**Aim:** Copy out the whole listing exactly as written, leaving the pictures behind.

## begin

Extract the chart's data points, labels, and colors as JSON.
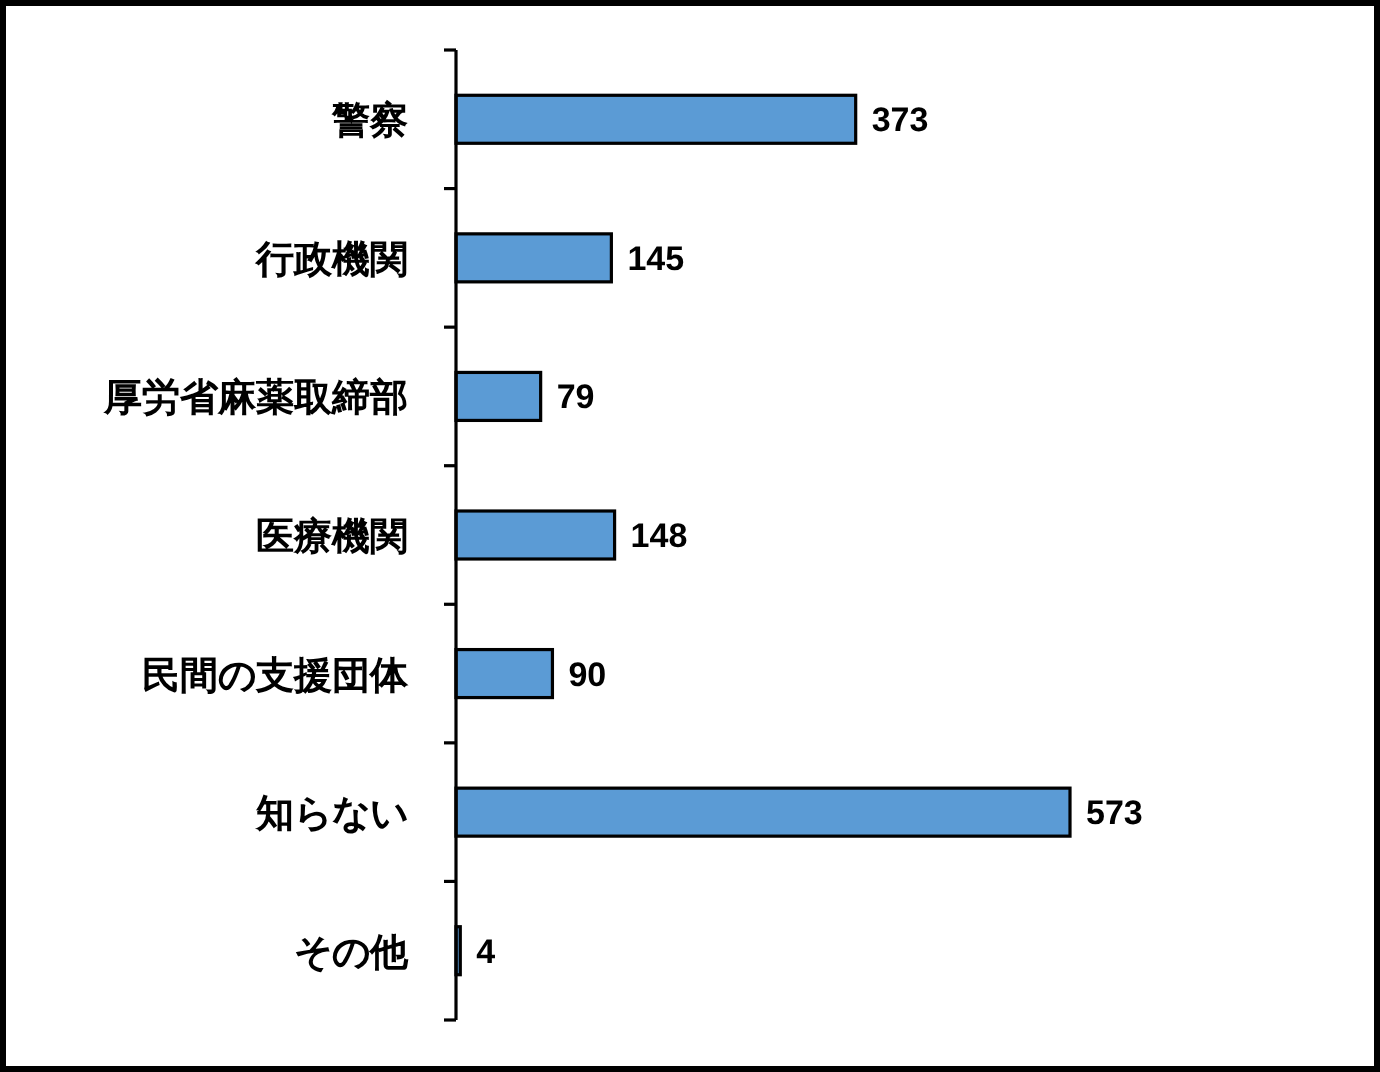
{
  "chart_data": {
    "type": "bar",
    "orientation": "horizontal",
    "categories": [
      "警察",
      "行政機関",
      "厚労省麻薬取締部",
      "医療機関",
      "民間の支援団体",
      "知らない",
      "その他"
    ],
    "values": [
      373,
      145,
      79,
      148,
      90,
      573,
      4
    ],
    "color": "#5b9bd5",
    "data_labels": true
  }
}
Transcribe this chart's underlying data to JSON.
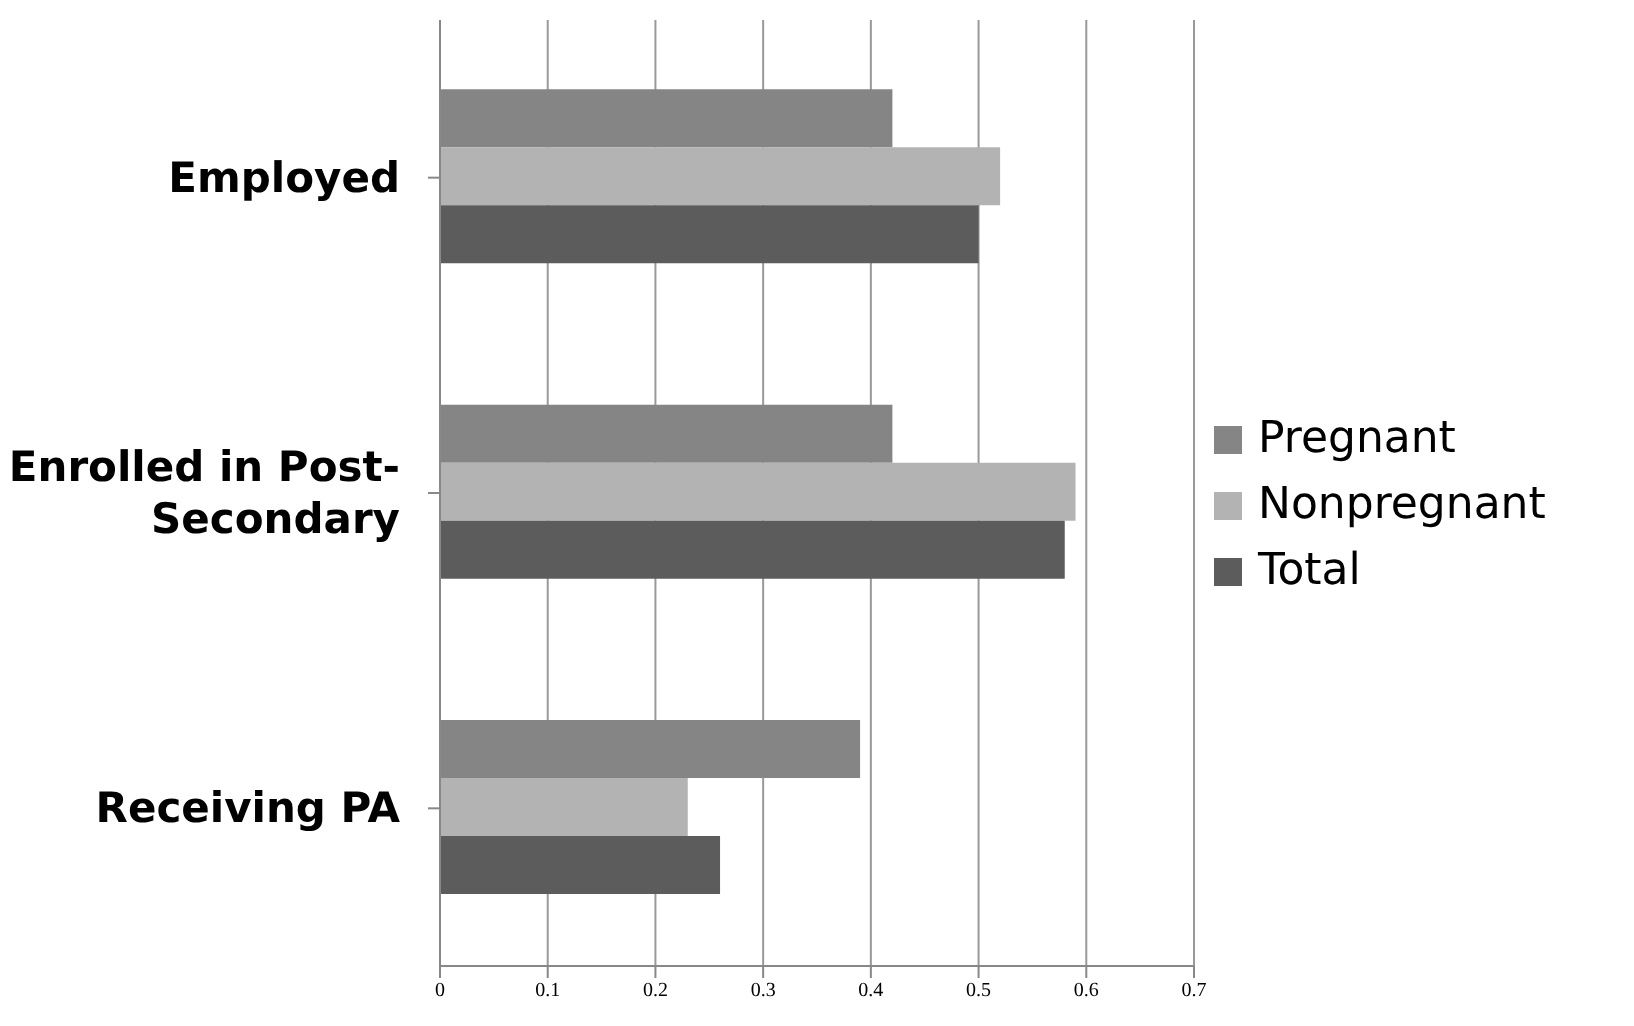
{
  "chart_data": {
    "type": "bar",
    "orientation": "horizontal",
    "categories": [
      "Employed",
      "Enrolled in Post-Secondary",
      "Receiving PA"
    ],
    "series": [
      {
        "name": "Pregnant",
        "color": "#858585",
        "values": [
          0.42,
          0.42,
          0.39
        ]
      },
      {
        "name": "Nonpregnant",
        "color": "#b3b3b3",
        "values": [
          0.52,
          0.59,
          0.23
        ]
      },
      {
        "name": "Total",
        "color": "#5c5c5c",
        "values": [
          0.5,
          0.58,
          0.26
        ]
      }
    ],
    "xlim": [
      0,
      0.7
    ],
    "xticks": [
      0,
      0.1,
      0.2,
      0.3,
      0.4,
      0.5,
      0.6,
      0.7
    ],
    "grid": "x",
    "legend": "right"
  }
}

## end

**Answer in full:**
Extract the chart's data points, labels, and colors as JSON.
{
  "chart_data": {
    "type": "bar",
    "orientation": "horizontal",
    "categories": [
      "警察",
      "行政機関",
      "厚労省麻薬取締部",
      "医療機関",
      "民間の支援団体",
      "知らない",
      "その他"
    ],
    "values": [
      373,
      145,
      79,
      148,
      90,
      573,
      4
    ],
    "color": "#5b9bd5",
    "data_labels": true
  }
}
Transcribe this chart's underlying data to JSON.
{
  "chart_data": {
    "type": "bar",
    "orientation": "horizontal",
    "categories": [
      "Employed",
      "Enrolled in Post-Secondary",
      "Receiving PA"
    ],
    "series": [
      {
        "name": "Pregnant",
        "color": "#858585",
        "values": [
          0.42,
          0.42,
          0.39
        ]
      },
      {
        "name": "Nonpregnant",
        "color": "#b3b3b3",
        "values": [
          0.52,
          0.59,
          0.23
        ]
      },
      {
        "name": "Total",
        "color": "#5c5c5c",
        "values": [
          0.5,
          0.58,
          0.26
        ]
      }
    ],
    "xlim": [
      0,
      0.7
    ],
    "xticks": [
      0,
      0.1,
      0.2,
      0.3,
      0.4,
      0.5,
      0.6,
      0.7
    ],
    "grid": "x",
    "legend": "right"
  }
}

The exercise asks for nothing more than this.